REQUIREMENTS: Repeat every record below exactly, but leave out any pictures.

-- START OF RAW RECORDS --

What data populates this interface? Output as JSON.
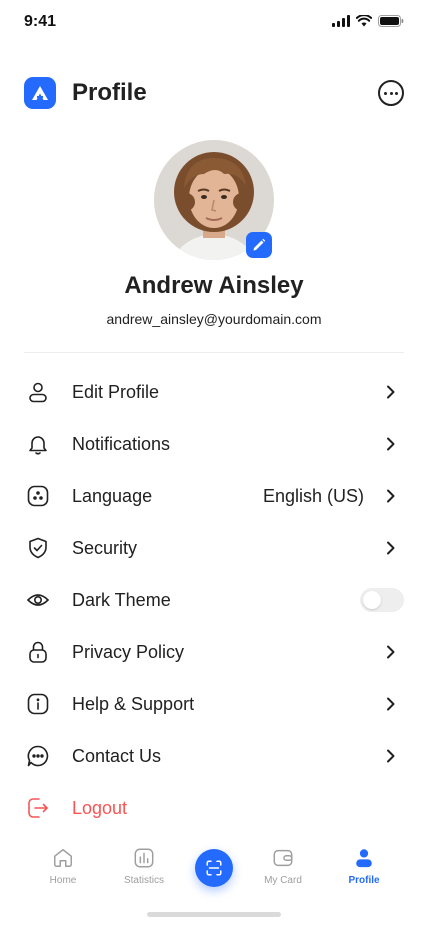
{
  "status_bar": {
    "time": "9:41"
  },
  "header": {
    "title": "Profile"
  },
  "profile": {
    "name": "Andrew Ainsley",
    "email": "andrew_ainsley@yourdomain.com"
  },
  "menu": {
    "edit_profile": {
      "label": "Edit Profile"
    },
    "notifications": {
      "label": "Notifications"
    },
    "language": {
      "label": "Language",
      "value": "English (US)"
    },
    "security": {
      "label": "Security"
    },
    "dark_theme": {
      "label": "Dark Theme",
      "enabled": false
    },
    "privacy_policy": {
      "label": "Privacy Policy"
    },
    "help_support": {
      "label": "Help & Support"
    },
    "contact_us": {
      "label": "Contact Us"
    },
    "logout": {
      "label": "Logout"
    }
  },
  "bottom_nav": {
    "home": "Home",
    "statistics": "Statistics",
    "my_card": "My Card",
    "profile": "Profile",
    "active": "profile"
  },
  "colors": {
    "accent": "#246BFD",
    "danger": "#F75555",
    "text": "#212121",
    "inactive": "#9E9E9E"
  },
  "icons": {
    "logo": "logo-icon",
    "more": "more-icon",
    "edit": "pencil-icon",
    "scan": "scan-icon"
  }
}
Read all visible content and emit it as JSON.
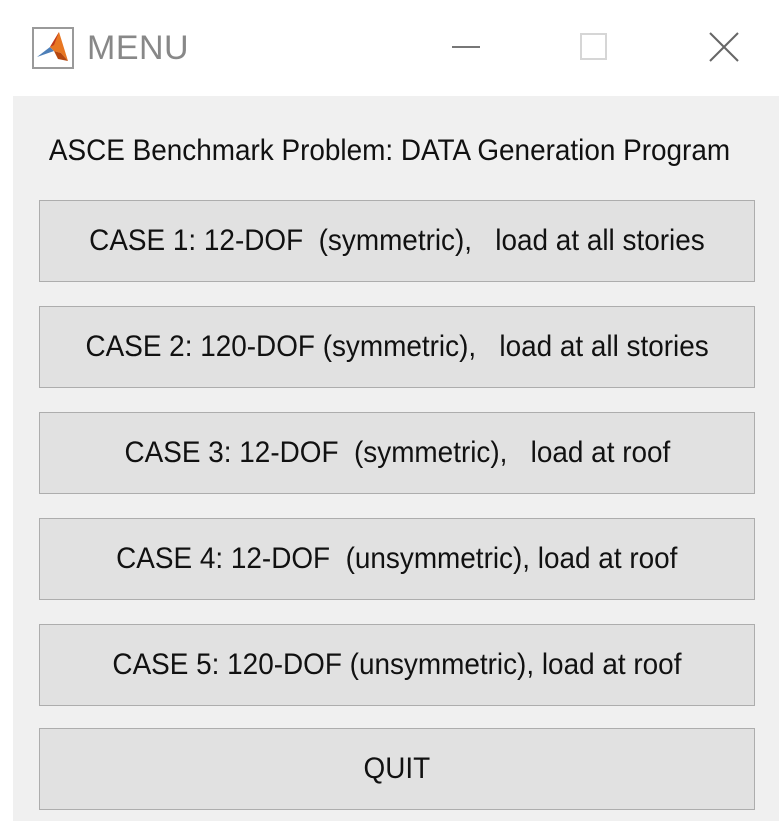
{
  "window": {
    "title": "MENU",
    "icon": "matlab-logo-icon",
    "controls": [
      "minimize-icon",
      "maximize-icon",
      "close-icon"
    ]
  },
  "heading": "ASCE Benchmark Problem: DATA Generation Program",
  "buttons": [
    {
      "label": "CASE 1: 12-DOF  (symmetric),   load at all stories"
    },
    {
      "label": "CASE 2: 120-DOF (symmetric),   load at all stories"
    },
    {
      "label": "CASE 3: 12-DOF  (symmetric),   load at roof"
    },
    {
      "label": "CASE 4: 12-DOF  (unsymmetric), load at roof"
    },
    {
      "label": "CASE 5: 120-DOF (unsymmetric), load at roof"
    },
    {
      "label": "QUIT"
    }
  ],
  "colors": {
    "client_background": "#f0f0f0",
    "button_face": "#e1e1e1",
    "button_border": "#adadad",
    "title_text": "#888888"
  }
}
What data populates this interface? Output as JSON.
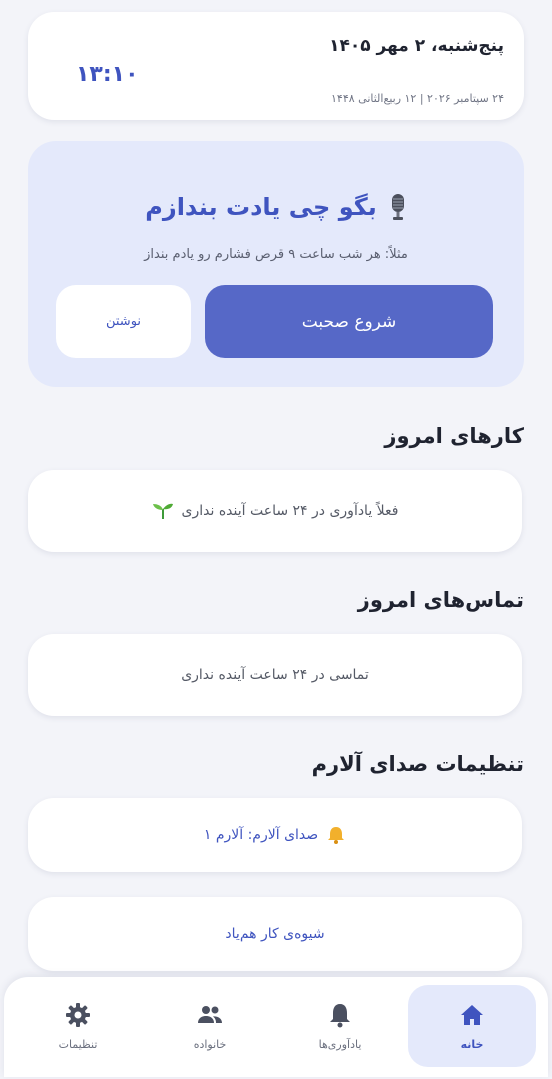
{
  "header": {
    "date_main": "پنج‌شنبه، ۲ مهر ۱۴۰۵",
    "date_sub": "۲۴ سپتامبر ۲۰۲۶  |  ۱۲ ربیع‌الثانی ۱۴۴۸",
    "clock": "۱۳:۱۰"
  },
  "voice": {
    "title": "بگو چی یادت بندازم",
    "example": "مثلاً: هر شب ساعت ۹ قرص فشارم رو یادم بنداز",
    "start_label": "شروع صحبت",
    "write_label": "نوشتن",
    "icon": "microphone-icon"
  },
  "today_tasks": {
    "title": "کارهای امروز",
    "empty_text": "فعلاً یادآوری در ۲۴ ساعت آینده نداری",
    "icon": "sprout-icon"
  },
  "today_calls": {
    "title": "تماس‌های امروز",
    "empty_text": "تماسی در ۲۴ ساعت آینده نداری"
  },
  "alarm_settings": {
    "title": "تنظیمات صدای آلارم",
    "alarm_sound": "صدای آلارم: آلارم ۱",
    "icon": "bell-icon",
    "companion_mode": "شیوه‌ی کار هم‌یاد"
  },
  "nav": {
    "home": "خانه",
    "reminders": "یادآوری‌ها",
    "family": "خانواده",
    "settings": "تنظیمات"
  },
  "colors": {
    "accent": "#3f54bf",
    "button": "#5668c7",
    "panel": "#e4e9fb",
    "background": "#f3f4f9"
  }
}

-- END OF RAW RECORDS --

TASK SOLUTION:
What data populates this interface? Output as JSON.
{
  "status_bar": {
    "time": "9:41"
  },
  "header": {
    "title": "Profile"
  },
  "profile": {
    "name": "Andrew Ainsley",
    "email": "andrew_ainsley@yourdomain.com"
  },
  "menu": {
    "edit_profile": {
      "label": "Edit Profile"
    },
    "notifications": {
      "label": "Notifications"
    },
    "language": {
      "label": "Language",
      "value": "English (US)"
    },
    "security": {
      "label": "Security"
    },
    "dark_theme": {
      "label": "Dark Theme",
      "enabled": false
    },
    "privacy_policy": {
      "label": "Privacy Policy"
    },
    "help_support": {
      "label": "Help & Support"
    },
    "contact_us": {
      "label": "Contact Us"
    },
    "logout": {
      "label": "Logout"
    }
  },
  "bottom_nav": {
    "home": "Home",
    "statistics": "Statistics",
    "my_card": "My Card",
    "profile": "Profile",
    "active": "profile"
  },
  "colors": {
    "accent": "#246BFD",
    "danger": "#F75555",
    "text": "#212121",
    "inactive": "#9E9E9E"
  },
  "icons": {
    "logo": "logo-icon",
    "more": "more-icon",
    "edit": "pencil-icon",
    "scan": "scan-icon"
  }
}
Read all visible content and emit it as JSON.
{
  "window": {
    "title": "MENU",
    "icon": "matlab-logo-icon",
    "controls": [
      "minimize-icon",
      "maximize-icon",
      "close-icon"
    ]
  },
  "heading": "ASCE Benchmark Problem: DATA Generation Program",
  "buttons": [
    {
      "label": "CASE 1: 12-DOF  (symmetric),   load at all stories"
    },
    {
      "label": "CASE 2: 120-DOF (symmetric),   load at all stories"
    },
    {
      "label": "CASE 3: 12-DOF  (symmetric),   load at roof"
    },
    {
      "label": "CASE 4: 12-DOF  (unsymmetric), load at roof"
    },
    {
      "label": "CASE 5: 120-DOF (unsymmetric), load at roof"
    },
    {
      "label": "QUIT"
    }
  ],
  "colors": {
    "client_background": "#f0f0f0",
    "button_face": "#e1e1e1",
    "button_border": "#adadad",
    "title_text": "#888888"
  }
}
What data populates this interface? Output as JSON.
{
  "header": {
    "date_main": "پنج‌شنبه، ۲ مهر ۱۴۰۵",
    "date_sub": "۲۴ سپتامبر ۲۰۲۶  |  ۱۲ ربیع‌الثانی ۱۴۴۸",
    "clock": "۱۳:۱۰"
  },
  "voice": {
    "title": "بگو چی یادت بندازم",
    "example": "مثلاً: هر شب ساعت ۹ قرص فشارم رو یادم بنداز",
    "start_label": "شروع صحبت",
    "write_label": "نوشتن",
    "icon": "microphone-icon"
  },
  "today_tasks": {
    "title": "کارهای امروز",
    "empty_text": "فعلاً یادآوری در ۲۴ ساعت آینده نداری",
    "icon": "sprout-icon"
  },
  "today_calls": {
    "title": "تماس‌های امروز",
    "empty_text": "تماسی در ۲۴ ساعت آینده نداری"
  },
  "alarm_settings": {
    "title": "تنظیمات صدای آلارم",
    "alarm_sound": "صدای آلارم: آلارم ۱",
    "icon": "bell-icon",
    "companion_mode": "شیوه‌ی کار هم‌یاد"
  },
  "nav": {
    "home": "خانه",
    "reminders": "یادآوری‌ها",
    "family": "خانواده",
    "settings": "تنظیمات"
  },
  "colors": {
    "accent": "#3f54bf",
    "button": "#5668c7",
    "panel": "#e4e9fb",
    "background": "#f3f4f9"
  }
}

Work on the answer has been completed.